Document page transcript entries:
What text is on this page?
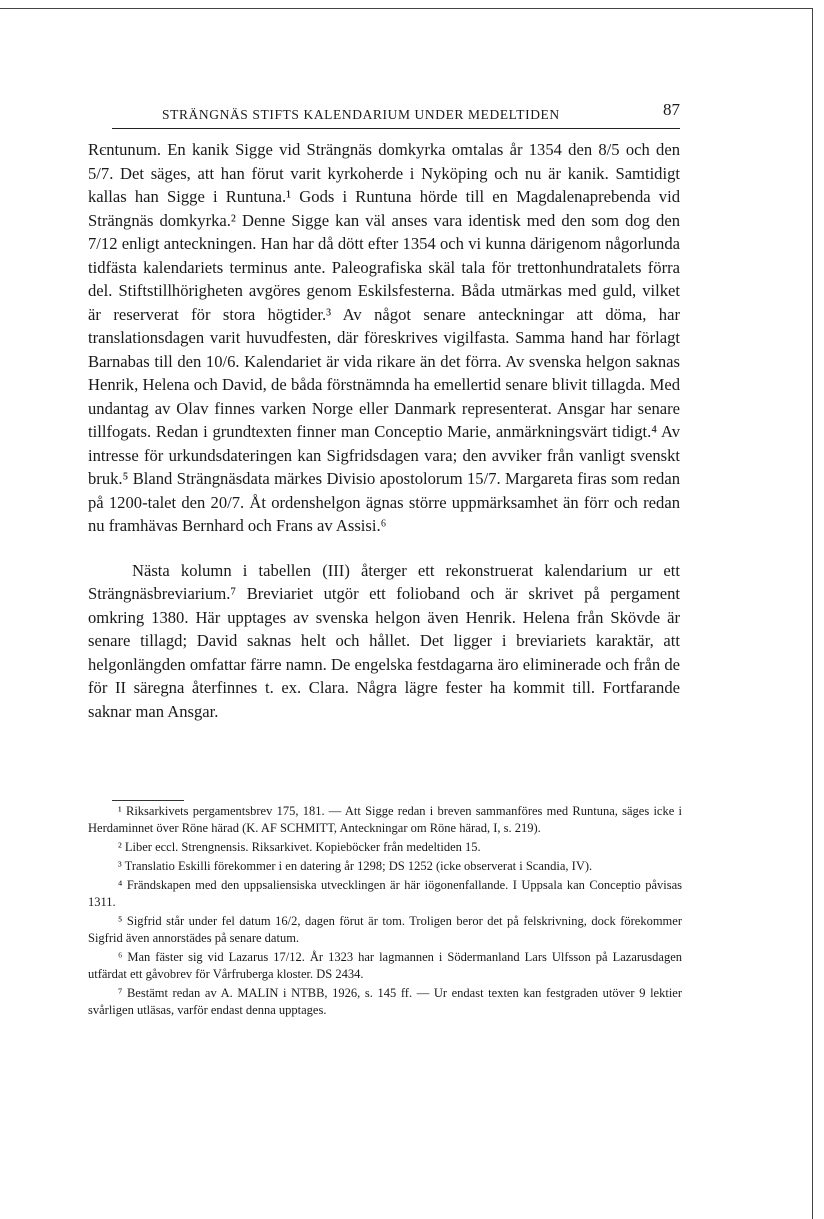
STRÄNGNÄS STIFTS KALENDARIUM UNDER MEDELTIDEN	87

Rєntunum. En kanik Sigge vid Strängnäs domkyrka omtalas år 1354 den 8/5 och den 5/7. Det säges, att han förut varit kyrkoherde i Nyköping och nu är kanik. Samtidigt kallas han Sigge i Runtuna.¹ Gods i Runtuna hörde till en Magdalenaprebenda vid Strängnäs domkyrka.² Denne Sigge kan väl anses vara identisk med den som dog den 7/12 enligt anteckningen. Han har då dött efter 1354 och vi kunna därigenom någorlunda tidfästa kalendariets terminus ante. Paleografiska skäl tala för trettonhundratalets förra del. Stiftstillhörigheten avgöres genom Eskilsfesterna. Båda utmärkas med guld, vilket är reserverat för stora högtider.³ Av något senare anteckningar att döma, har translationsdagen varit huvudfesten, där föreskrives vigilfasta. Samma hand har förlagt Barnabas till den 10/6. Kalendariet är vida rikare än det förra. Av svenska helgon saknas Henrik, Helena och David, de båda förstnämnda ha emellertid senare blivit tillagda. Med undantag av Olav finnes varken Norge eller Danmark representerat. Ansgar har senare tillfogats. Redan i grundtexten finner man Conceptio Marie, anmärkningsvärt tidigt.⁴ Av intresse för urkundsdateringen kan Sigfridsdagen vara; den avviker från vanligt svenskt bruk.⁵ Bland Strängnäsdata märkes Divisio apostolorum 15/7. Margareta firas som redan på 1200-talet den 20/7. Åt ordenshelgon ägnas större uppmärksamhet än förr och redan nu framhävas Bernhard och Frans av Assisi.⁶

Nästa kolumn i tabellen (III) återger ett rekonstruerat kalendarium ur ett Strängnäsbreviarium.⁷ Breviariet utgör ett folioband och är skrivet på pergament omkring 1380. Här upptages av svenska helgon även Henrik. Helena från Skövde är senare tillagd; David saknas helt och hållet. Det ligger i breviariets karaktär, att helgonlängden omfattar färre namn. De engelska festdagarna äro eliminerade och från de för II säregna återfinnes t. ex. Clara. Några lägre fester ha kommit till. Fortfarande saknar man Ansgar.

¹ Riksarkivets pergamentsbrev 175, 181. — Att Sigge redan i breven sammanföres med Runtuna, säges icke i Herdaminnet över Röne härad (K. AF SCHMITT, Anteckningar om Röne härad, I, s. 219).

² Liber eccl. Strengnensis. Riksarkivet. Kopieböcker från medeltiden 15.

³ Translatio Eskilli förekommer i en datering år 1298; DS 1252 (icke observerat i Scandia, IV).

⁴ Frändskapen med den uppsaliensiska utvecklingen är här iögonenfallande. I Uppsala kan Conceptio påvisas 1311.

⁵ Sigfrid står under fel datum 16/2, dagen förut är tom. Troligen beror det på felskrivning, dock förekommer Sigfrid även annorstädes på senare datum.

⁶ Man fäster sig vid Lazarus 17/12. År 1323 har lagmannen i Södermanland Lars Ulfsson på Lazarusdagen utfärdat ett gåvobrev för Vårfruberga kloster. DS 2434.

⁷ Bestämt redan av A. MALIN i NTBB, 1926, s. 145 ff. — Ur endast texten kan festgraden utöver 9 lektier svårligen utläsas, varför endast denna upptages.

--

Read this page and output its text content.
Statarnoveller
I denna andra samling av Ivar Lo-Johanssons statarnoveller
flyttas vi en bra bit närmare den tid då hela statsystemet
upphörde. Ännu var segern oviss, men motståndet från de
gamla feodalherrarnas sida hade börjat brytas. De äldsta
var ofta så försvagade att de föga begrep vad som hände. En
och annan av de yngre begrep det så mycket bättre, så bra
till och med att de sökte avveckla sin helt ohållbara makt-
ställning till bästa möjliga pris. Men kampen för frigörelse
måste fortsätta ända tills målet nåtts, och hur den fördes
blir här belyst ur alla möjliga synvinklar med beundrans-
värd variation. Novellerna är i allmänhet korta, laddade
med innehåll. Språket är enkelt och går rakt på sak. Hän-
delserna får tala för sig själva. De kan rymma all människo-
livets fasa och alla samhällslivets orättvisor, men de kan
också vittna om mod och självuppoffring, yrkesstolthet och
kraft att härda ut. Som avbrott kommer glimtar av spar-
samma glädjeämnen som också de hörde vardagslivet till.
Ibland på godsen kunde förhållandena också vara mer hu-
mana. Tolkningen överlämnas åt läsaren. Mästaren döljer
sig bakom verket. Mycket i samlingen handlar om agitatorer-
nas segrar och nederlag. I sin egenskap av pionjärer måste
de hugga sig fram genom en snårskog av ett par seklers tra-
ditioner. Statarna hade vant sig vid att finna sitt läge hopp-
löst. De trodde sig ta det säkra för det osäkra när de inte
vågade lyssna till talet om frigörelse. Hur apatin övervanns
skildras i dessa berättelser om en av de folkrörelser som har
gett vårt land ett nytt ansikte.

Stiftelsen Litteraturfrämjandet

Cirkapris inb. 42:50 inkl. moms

### WORK REQUIRED
If a line in the data above includes the string "begrep", copy it.

### TASK RESULT
var ofta så försvagade att de föga begrep vad som hände. En
och annan av de yngre begrep det så mycket bättre, så bra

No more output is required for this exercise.